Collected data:
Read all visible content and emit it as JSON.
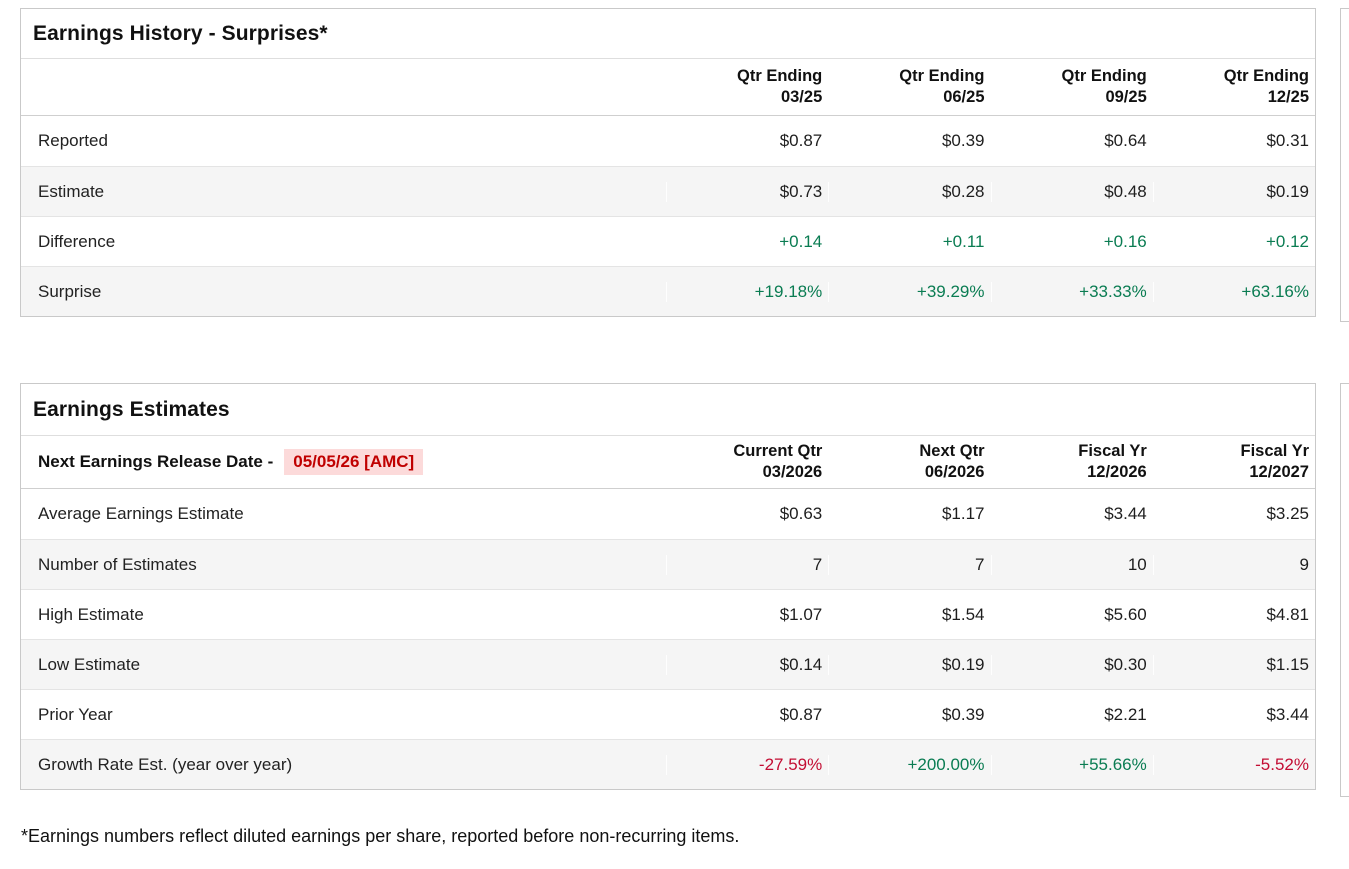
{
  "accent_colors": {
    "positive": "#0a7c52",
    "negative": "#c30d33",
    "date_text": "#c00000",
    "date_bg": "#fcdada"
  },
  "history": {
    "title": "Earnings History - Surprises*",
    "columns": [
      {
        "line1": "Qtr Ending",
        "line2": "03/25"
      },
      {
        "line1": "Qtr Ending",
        "line2": "06/25"
      },
      {
        "line1": "Qtr Ending",
        "line2": "09/25"
      },
      {
        "line1": "Qtr Ending",
        "line2": "12/25"
      }
    ],
    "rows": [
      {
        "label": "Reported",
        "values": [
          "$0.87",
          "$0.39",
          "$0.64",
          "$0.31"
        ]
      },
      {
        "label": "Estimate",
        "values": [
          "$0.73",
          "$0.28",
          "$0.48",
          "$0.19"
        ]
      },
      {
        "label": "Difference",
        "values": [
          "+0.14",
          "+0.11",
          "+0.16",
          "+0.12"
        ]
      },
      {
        "label": "Surprise",
        "values": [
          "+19.18%",
          "+39.29%",
          "+33.33%",
          "+63.16%"
        ]
      }
    ]
  },
  "estimates": {
    "title": "Earnings Estimates",
    "release_label": "Next Earnings Release Date -",
    "release_date": "05/05/26 [AMC]",
    "columns": [
      {
        "line1": "Current Qtr",
        "line2": "03/2026"
      },
      {
        "line1": "Next Qtr",
        "line2": "06/2026"
      },
      {
        "line1": "Fiscal Yr",
        "line2": "12/2026"
      },
      {
        "line1": "Fiscal Yr",
        "line2": "12/2027"
      }
    ],
    "rows": [
      {
        "label": "Average Earnings Estimate",
        "values": [
          "$0.63",
          "$1.17",
          "$3.44",
          "$3.25"
        ]
      },
      {
        "label": "Number of Estimates",
        "values": [
          "7",
          "7",
          "10",
          "9"
        ]
      },
      {
        "label": "High Estimate",
        "values": [
          "$1.07",
          "$1.54",
          "$5.60",
          "$4.81"
        ]
      },
      {
        "label": "Low Estimate",
        "values": [
          "$0.14",
          "$0.19",
          "$0.30",
          "$1.15"
        ]
      },
      {
        "label": "Prior Year",
        "values": [
          "$0.87",
          "$0.39",
          "$2.21",
          "$3.44"
        ]
      },
      {
        "label": "Growth Rate Est. (year over year)",
        "values": [
          "-27.59%",
          "+200.00%",
          "+55.66%",
          "-5.52%"
        ]
      }
    ]
  },
  "footnote": "*Earnings numbers reflect diluted earnings per share, reported before non-recurring items."
}
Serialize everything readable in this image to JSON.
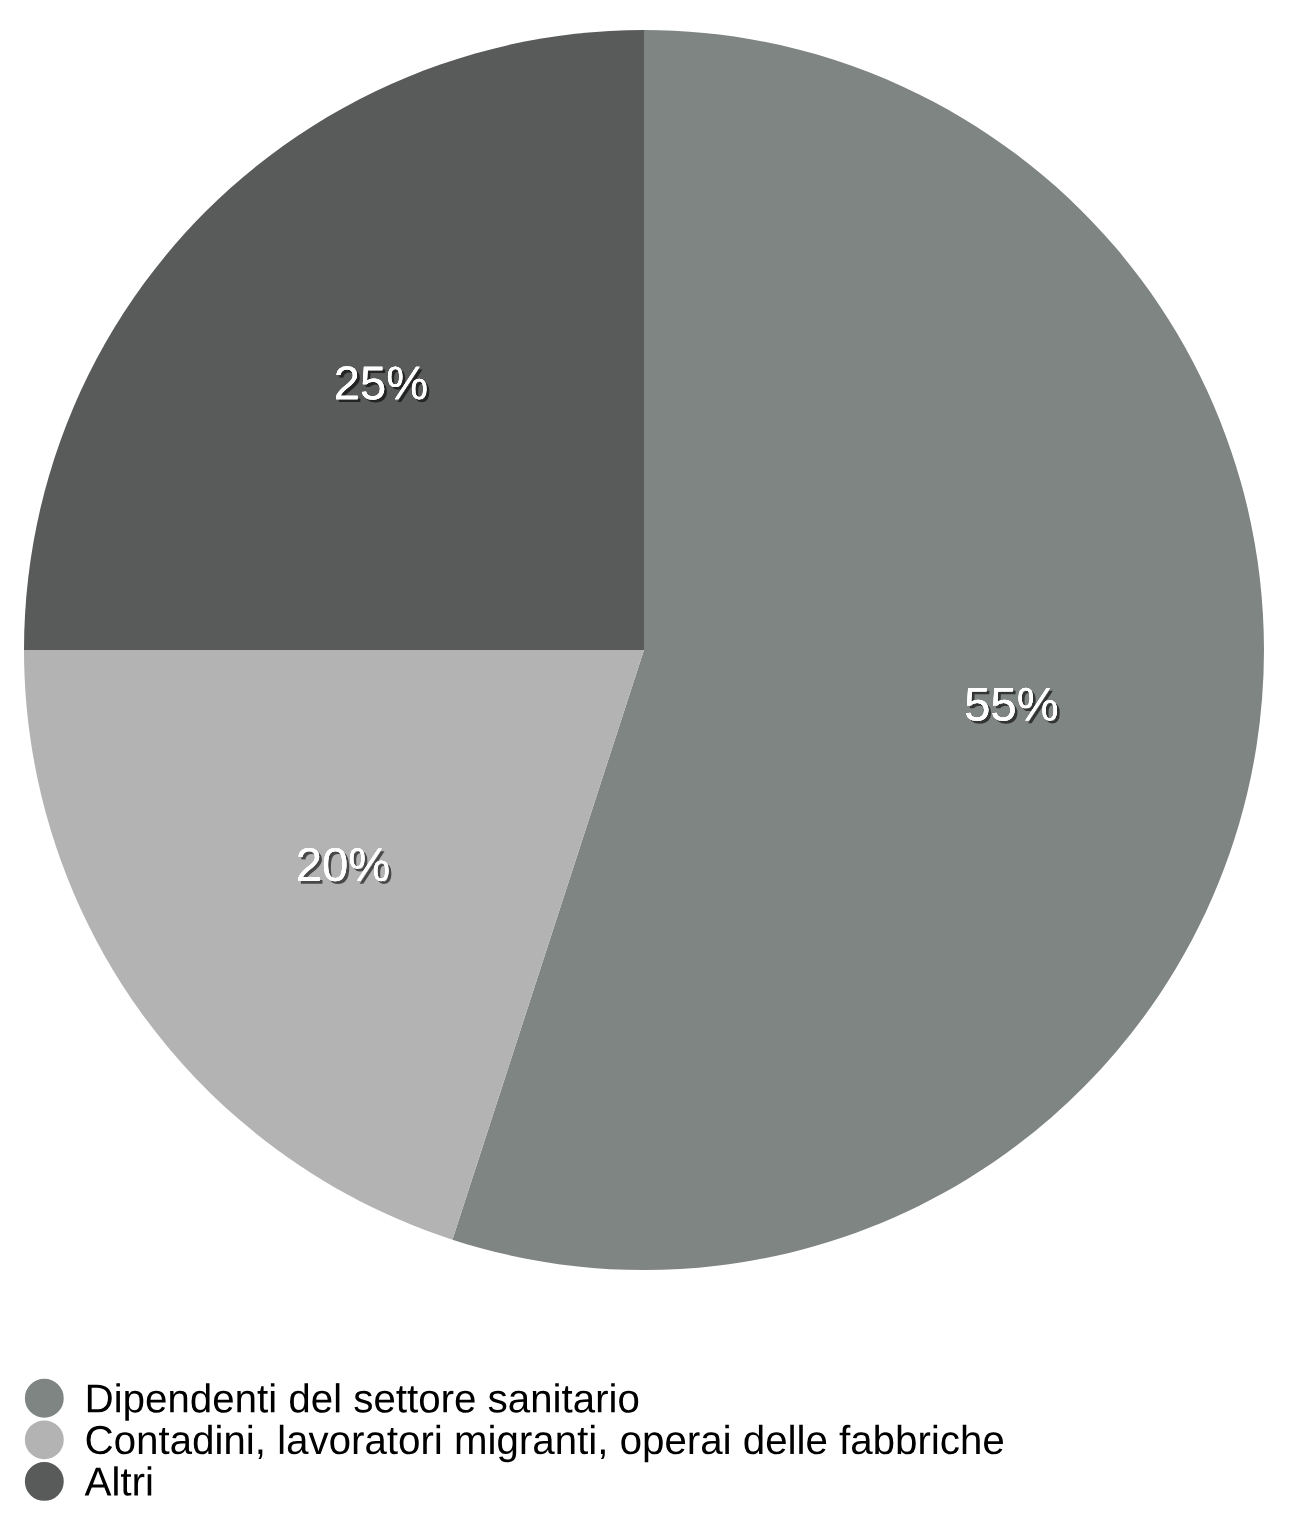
{
  "chart_data": {
    "type": "pie",
    "categories": [
      "Dipendenti del settore sanitario",
      "Contadini, lavoratori migranti, operai delle fabbriche",
      "Altri"
    ],
    "values": [
      55,
      20,
      25
    ],
    "colors": [
      "#7f8582",
      "#b3b3b3",
      "#585b59"
    ],
    "value_labels": [
      "55%",
      "20%",
      "25%"
    ],
    "legend": "bottom left"
  }
}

== Exercise ==
Of the lines above, how many contain the string "JSON"? Only the number is required.

== Solved exercise ==
2